# [Objective]
Copy the listing verbatim, excluding any images found in it.

# [Entries with figure data]
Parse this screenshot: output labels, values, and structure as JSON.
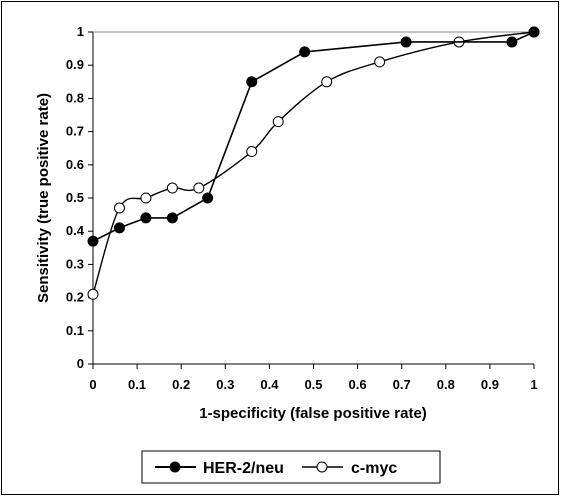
{
  "chart_data": {
    "type": "line",
    "title": "",
    "xlabel": "1-specificity (false positive rate)",
    "ylabel": "Sensitivity (true positive rate)",
    "xlim": [
      0,
      1
    ],
    "ylim": [
      0,
      1
    ],
    "x_ticks": [
      "0",
      "0.1",
      "0.2",
      "0.3",
      "0.4",
      "0.5",
      "0.6",
      "0.7",
      "0.8",
      "0.9",
      "1"
    ],
    "y_ticks": [
      "0",
      "0.1",
      "0.2",
      "0.3",
      "0.4",
      "0.5",
      "0.6",
      "0.7",
      "0.8",
      "0.9",
      "1"
    ],
    "grid": false,
    "legend_position": "bottom",
    "series": [
      {
        "name": "HER-2/neu",
        "marker": "filled-circle",
        "color": "#000000",
        "smooth": false,
        "points": [
          [
            0,
            0.37
          ],
          [
            0.06,
            0.41
          ],
          [
            0.12,
            0.44
          ],
          [
            0.18,
            0.44
          ],
          [
            0.26,
            0.5
          ],
          [
            0.36,
            0.85
          ],
          [
            0.48,
            0.94
          ],
          [
            0.71,
            0.97
          ],
          [
            0.95,
            0.97
          ],
          [
            1.0,
            1.0
          ]
        ]
      },
      {
        "name": "c-myc",
        "marker": "open-circle",
        "color": "#000000",
        "smooth": true,
        "points": [
          [
            0,
            0.21
          ],
          [
            0.06,
            0.47
          ],
          [
            0.12,
            0.5
          ],
          [
            0.18,
            0.53
          ],
          [
            0.24,
            0.53
          ],
          [
            0.36,
            0.64
          ],
          [
            0.42,
            0.73
          ],
          [
            0.53,
            0.85
          ],
          [
            0.65,
            0.91
          ],
          [
            0.83,
            0.97
          ],
          [
            1.0,
            1.0
          ]
        ]
      }
    ],
    "reference_line": {
      "from": [
        0,
        1
      ],
      "to": [
        1,
        1
      ]
    }
  }
}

# [Full response]
Parse this screenshot: output labels, values, and structure as JSON.
{
  "chart_data": {
    "type": "line",
    "title": "",
    "xlabel": "1-specificity (false positive rate)",
    "ylabel": "Sensitivity (true positive rate)",
    "xlim": [
      0,
      1
    ],
    "ylim": [
      0,
      1
    ],
    "x_ticks": [
      "0",
      "0.1",
      "0.2",
      "0.3",
      "0.4",
      "0.5",
      "0.6",
      "0.7",
      "0.8",
      "0.9",
      "1"
    ],
    "y_ticks": [
      "0",
      "0.1",
      "0.2",
      "0.3",
      "0.4",
      "0.5",
      "0.6",
      "0.7",
      "0.8",
      "0.9",
      "1"
    ],
    "grid": false,
    "legend_position": "bottom",
    "series": [
      {
        "name": "HER-2/neu",
        "marker": "filled-circle",
        "color": "#000000",
        "smooth": false,
        "points": [
          [
            0,
            0.37
          ],
          [
            0.06,
            0.41
          ],
          [
            0.12,
            0.44
          ],
          [
            0.18,
            0.44
          ],
          [
            0.26,
            0.5
          ],
          [
            0.36,
            0.85
          ],
          [
            0.48,
            0.94
          ],
          [
            0.71,
            0.97
          ],
          [
            0.95,
            0.97
          ],
          [
            1.0,
            1.0
          ]
        ]
      },
      {
        "name": "c-myc",
        "marker": "open-circle",
        "color": "#000000",
        "smooth": true,
        "points": [
          [
            0,
            0.21
          ],
          [
            0.06,
            0.47
          ],
          [
            0.12,
            0.5
          ],
          [
            0.18,
            0.53
          ],
          [
            0.24,
            0.53
          ],
          [
            0.36,
            0.64
          ],
          [
            0.42,
            0.73
          ],
          [
            0.53,
            0.85
          ],
          [
            0.65,
            0.91
          ],
          [
            0.83,
            0.97
          ],
          [
            1.0,
            1.0
          ]
        ]
      }
    ],
    "reference_line": {
      "from": [
        0,
        1
      ],
      "to": [
        1,
        1
      ]
    }
  }
}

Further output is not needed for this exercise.